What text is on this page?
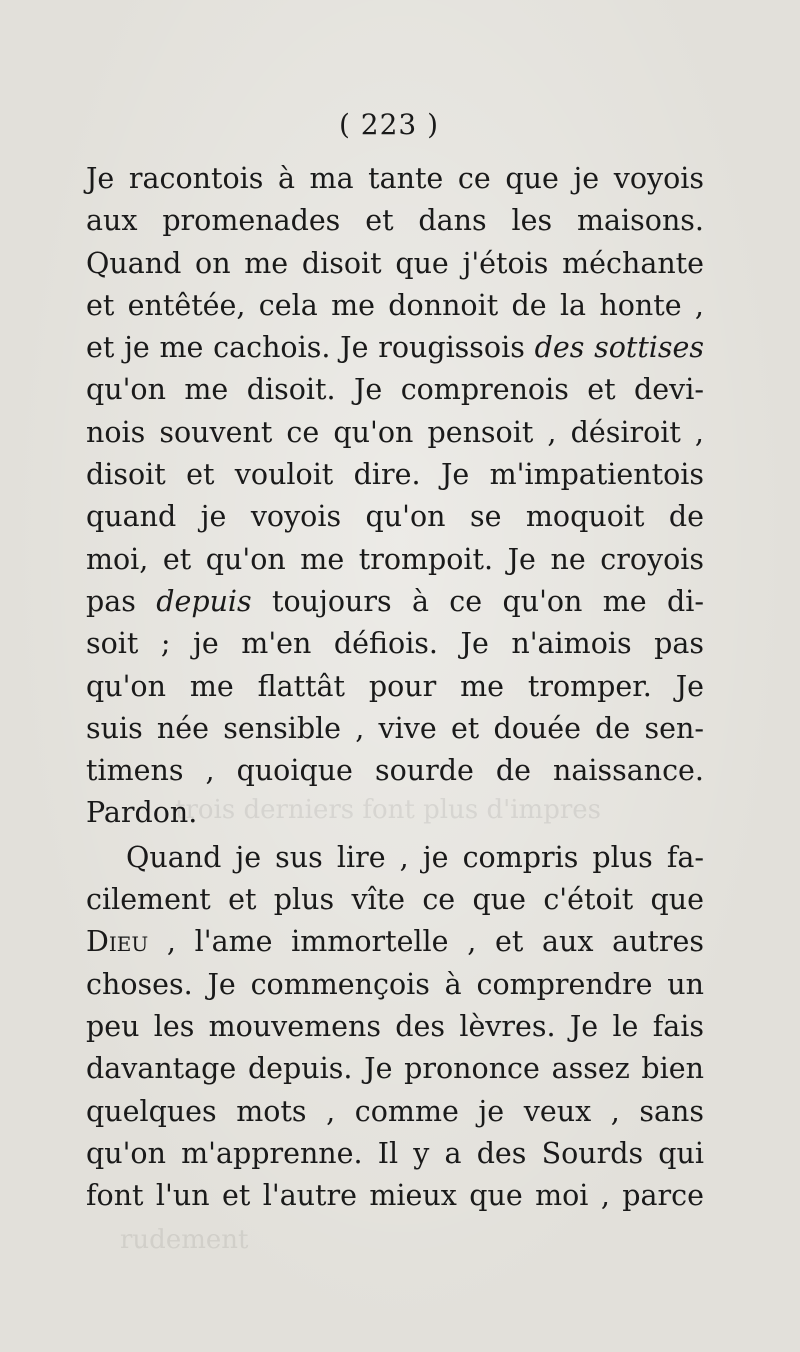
trois derniers font plus d'impres
rudement
( 223 )
Je racontois à ma tante ce que je voyois
aux promenades et dans les maisons.
Quand on me disoit que j'étois méchante
et entêtée, cela me donnoit de la honte ,
et je me cachois. Je rougissois des sottises
qu'on me disoit. Je comprenois et devi-
nois souvent ce qu'on pensoit , désiroit ,
disoit et vouloit dire. Je m'impatientois
quand je voyois qu'on se moquoit de
moi, et qu'on me trompoit. Je ne croyois
pas depuis toujours à ce qu'on me di-
soit ; je m'en défiois. Je n'aimois pas
qu'on me flattât pour me tromper. Je
suis née sensible , vive et douée de sen-
timens , quoique sourde de naissance.
Pardon.
Quand je sus lire , je compris plus fa-
cilement et plus vîte ce que c'étoit que
Dieu , l'ame immortelle , et aux autres
choses. Je commençois à comprendre un
peu les mouvemens des lèvres. Je le fais
davantage depuis. Je prononce assez bien
quelques mots , comme je veux , sans
qu'on m'apprenne. Il y a des Sourds qui
font l'un et l'autre mieux que moi , parce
* * * * *
• INSTRUCTIONS FOR THE TASK
Print every record above exactly as written, leaving out the pictures.

• WRITTEN SOLUTION
What text is on this page?
trois derniers font plus d'impres
rudement
( 223 )
Je racontois à ma tante ce que je voyois
aux promenades et dans les maisons.
Quand on me disoit que j'étois méchante
et entêtée, cela me donnoit de la honte ,
et je me cachois. Je rougissois des sottises
qu'on me disoit. Je comprenois et devi-
nois souvent ce qu'on pensoit , désiroit ,
disoit et vouloit dire. Je m'impatientois
quand je voyois qu'on se moquoit de
moi, et qu'on me trompoit. Je ne croyois
pas depuis toujours à ce qu'on me di-
soit ; je m'en défiois. Je n'aimois pas
qu'on me flattât pour me tromper. Je
suis née sensible , vive et douée de sen-
timens , quoique sourde de naissance.
Pardon.
Quand je sus lire , je compris plus fa-
cilement et plus vîte ce que c'étoit que
Dieu , l'ame immortelle , et aux autres
choses. Je commençois à comprendre un
peu les mouvemens des lèvres. Je le fais
davantage depuis. Je prononce assez bien
quelques mots , comme je veux , sans
qu'on m'apprenne. Il y a des Sourds qui
font l'un et l'autre mieux que moi , parce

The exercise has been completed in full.